Tasks for this exercise:
1. Answer these from the graph text:
(a) What is the default recursion limit in Python?
(b) What does Union-Find need O(V) space for?
(c) What does LeetCode 210 (Course Schedule II) ask you to do beyond detecting a cycle?
2. Return the part of the graph text from "Topological sort fails" up to and including "the full breakdown.", word for word.

Page extract:
────────

Space is O(V) for the recursion stack plus O(V + E) for the adjacency list. On graphs with deep DFS paths, stack overflow is a real concern in Python (default recursion limit is 1,000, which is not a lot when your graph has 10,000 nodes). Switch to iterative DFS or Kahn's in those cases.

Union-Find runs in O(E * α(V)) time, where α is the inverse Ackermann function. Effectively O(E) in practice. Space is O(V) for the parent array.

For large graphs, Kahn's iterative BFS is usually the safer choice in an interview. "I'm using Kahn's to avoid potential recursion depth issues" is the kind of thing that gets written down in your feedback.

Graph Cycle Detection in Coding Interviews

Topological sort fails on cyclic graphs. Any problem involving task dependencies, build orders, course prerequisites, or event sequencing implicitly requires a DAG. The question "does a valid ordering exist?" is cycle detection. LeetCode 207 (Course Schedule) is the canonical version. LeetCode 210 (Course Schedule II) asks you to also produce the ordering. Both reduce to: detect a cycle, then run topological sort if none found. For a full treatment of topological sort, see the topological sort interview guide. For the definition of a DAG, see what is a directed acyclic graph.

Negative-weight cycles break shortest path algorithms. A negative-weight cycle lets you loop forever and keep decreasing your total path cost. Bellman-Ford can detect these: if you can still relax an edge after V-1 iterations, a negative-weight cycle exists. See negative weight cycles for the full breakdown.

────────

Supplied information:

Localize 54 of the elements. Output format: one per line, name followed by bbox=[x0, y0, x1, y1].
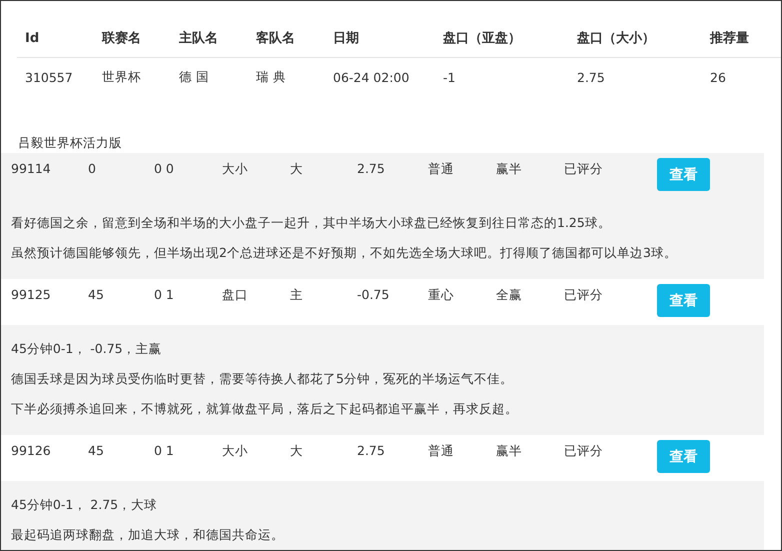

────────

Solved tasks:
1.
(a) 1,000.
(b) The parent array.
(c) Produce the ordering.

2.
Topological sort fails on cyclic graphs. Any problem involving task dependencies, build orders, course prerequisites, or event sequencing implicitly requires a DAG. The question "does a valid ordering exist?" is cycle detection. LeetCode 207 (Course Schedule) is the canonical version. LeetCode 210 (Course Schedule II) asks you to also produce the ordering. Both reduce to: detect a cycle, then run topological sort if none found. For a full treatment of topological sort, see the topological sort interview guide. For the definition of a DAG, see what is a directed acyclic graph.

Negative-weight cycles break shortest path algorithms. A negative-weight cycle lets you loop forever and keep decreasing your total path cost. Bellman-Ford can detect these: if you can still relax an edge after V-1 iterations, a negative-weight cycle exists. See negative weight cycles for the full breakdown.